▸ **Stored rows**
..........
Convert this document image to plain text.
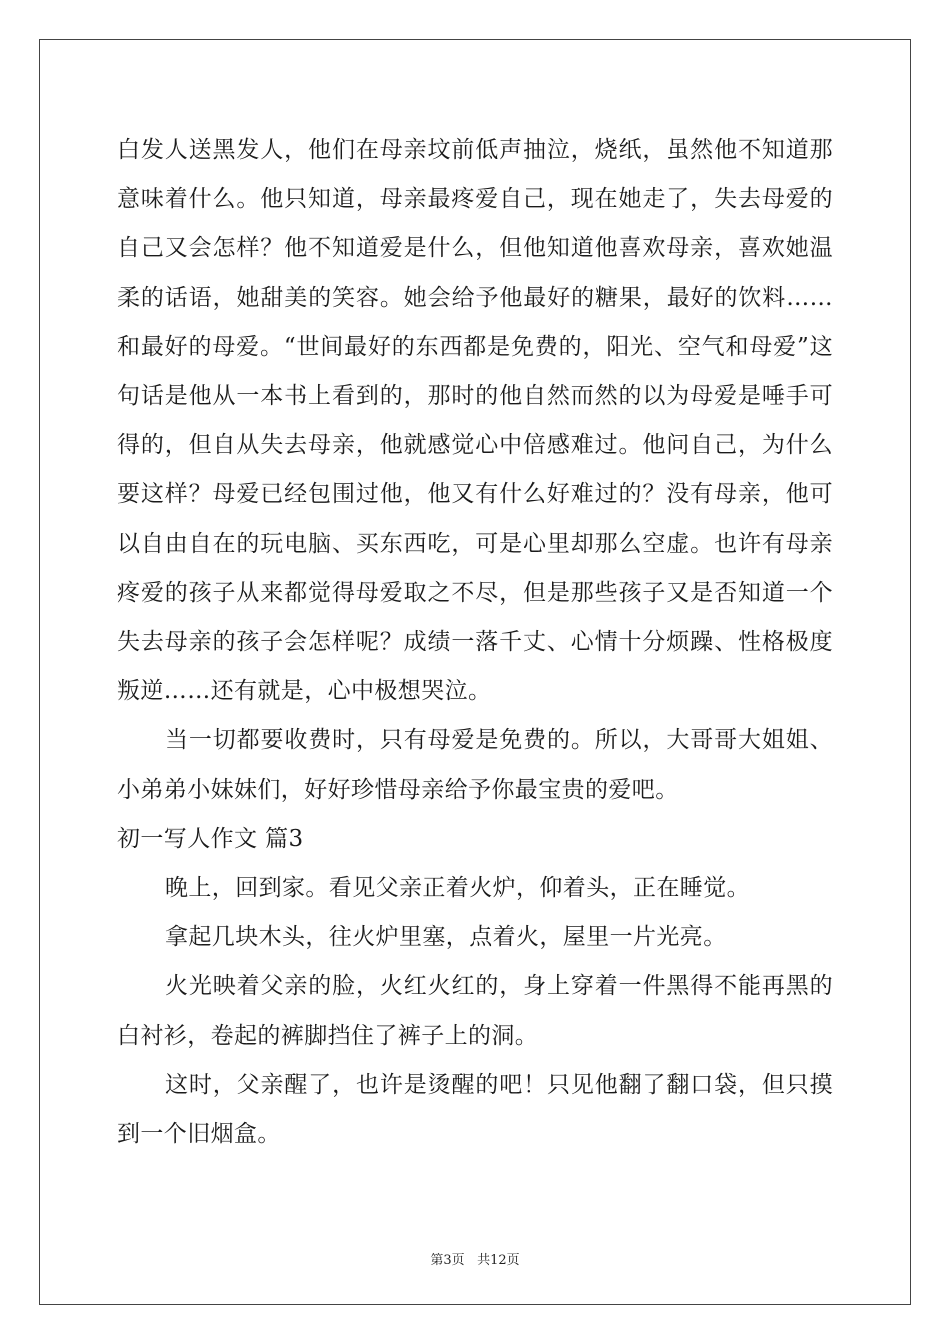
白发人送黑发人，他们在母亲坟前低声抽泣，烧纸，虽然他不知道那意味着什么。他只知道，母亲最疼爱自己，现在她走了，失去母爱的自己又会怎样？他不知道爱是什么，但他知道他喜欢母亲，喜欢她温柔的话语，她甜美的笑容。她会给予他最好的糖果，最好的饮料……和最好的母爱。“世间最好的东西都是免费的，阳光、空气和母爱”这句话是他从一本书上看到的，那时的他自然而然的以为母爱是唾手可得的，但自从失去母亲，他就感觉心中倍感难过。他问自己，为什么要这样？母爱已经包围过他，他又有什么好难过的？没有母亲，他可以自由自在的玩电脑、买东西吃，可是心里却那么空虚。也许有母亲疼爱的孩子从来都觉得母爱取之不尽，但是那些孩子又是否知道一个失去母亲的孩子会怎样呢？成绩一落千丈、心情十分烦躁、性格极度叛逆……还有就是，心中极想哭泣。

当一切都要收费时，只有母爱是免费的。所以，大哥哥大姐姐、小弟弟小妹妹们，好好珍惜母亲给予你最宝贵的爱吧。

初一写人作文 篇3

晚上，回到家。看见父亲正着火炉，仰着头，正在睡觉。

拿起几块木头，往火炉里塞，点着火，屋里一片光亮。

火光映着父亲的脸，火红火红的，身上穿着一件黑得不能再黑的白衬衫，卷起的裤脚挡住了裤子上的洞。

这时，父亲醒了，也许是烫醒的吧！只见他翻了翻口袋，但只摸到一个旧烟盒。

第3页 共12页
..........
▸ **Exercise requirements**
Verbatim reproduction of every record is required; images are left out.

▸ **Final answer**
Convert this document image to plain text.
白发人送黑发人，他们在母亲坟前低声抽泣，烧纸，虽然他不知道那意味着什么。他只知道，母亲最疼爱自己，现在她走了，失去母爱的自己又会怎样？他不知道爱是什么，但他知道他喜欢母亲，喜欢她温柔的话语，她甜美的笑容。她会给予他最好的糖果，最好的饮料……和最好的母爱。“世间最好的东西都是免费的，阳光、空气和母爱”这句话是他从一本书上看到的，那时的他自然而然的以为母爱是唾手可得的，但自从失去母亲，他就感觉心中倍感难过。他问自己，为什么要这样？母爱已经包围过他，他又有什么好难过的？没有母亲，他可以自由自在的玩电脑、买东西吃，可是心里却那么空虚。也许有母亲疼爱的孩子从来都觉得母爱取之不尽，但是那些孩子又是否知道一个失去母亲的孩子会怎样呢？成绩一落千丈、心情十分烦躁、性格极度叛逆……还有就是，心中极想哭泣。

当一切都要收费时，只有母爱是免费的。所以，大哥哥大姐姐、小弟弟小妹妹们，好好珍惜母亲给予你最宝贵的爱吧。

初一写人作文 篇3

晚上，回到家。看见父亲正着火炉，仰着头，正在睡觉。

拿起几块木头，往火炉里塞，点着火，屋里一片光亮。

火光映着父亲的脸，火红火红的，身上穿着一件黑得不能再黑的白衬衫，卷起的裤脚挡住了裤子上的洞。

这时，父亲醒了，也许是烫醒的吧！只见他翻了翻口袋，但只摸到一个旧烟盒。

第3页 共12页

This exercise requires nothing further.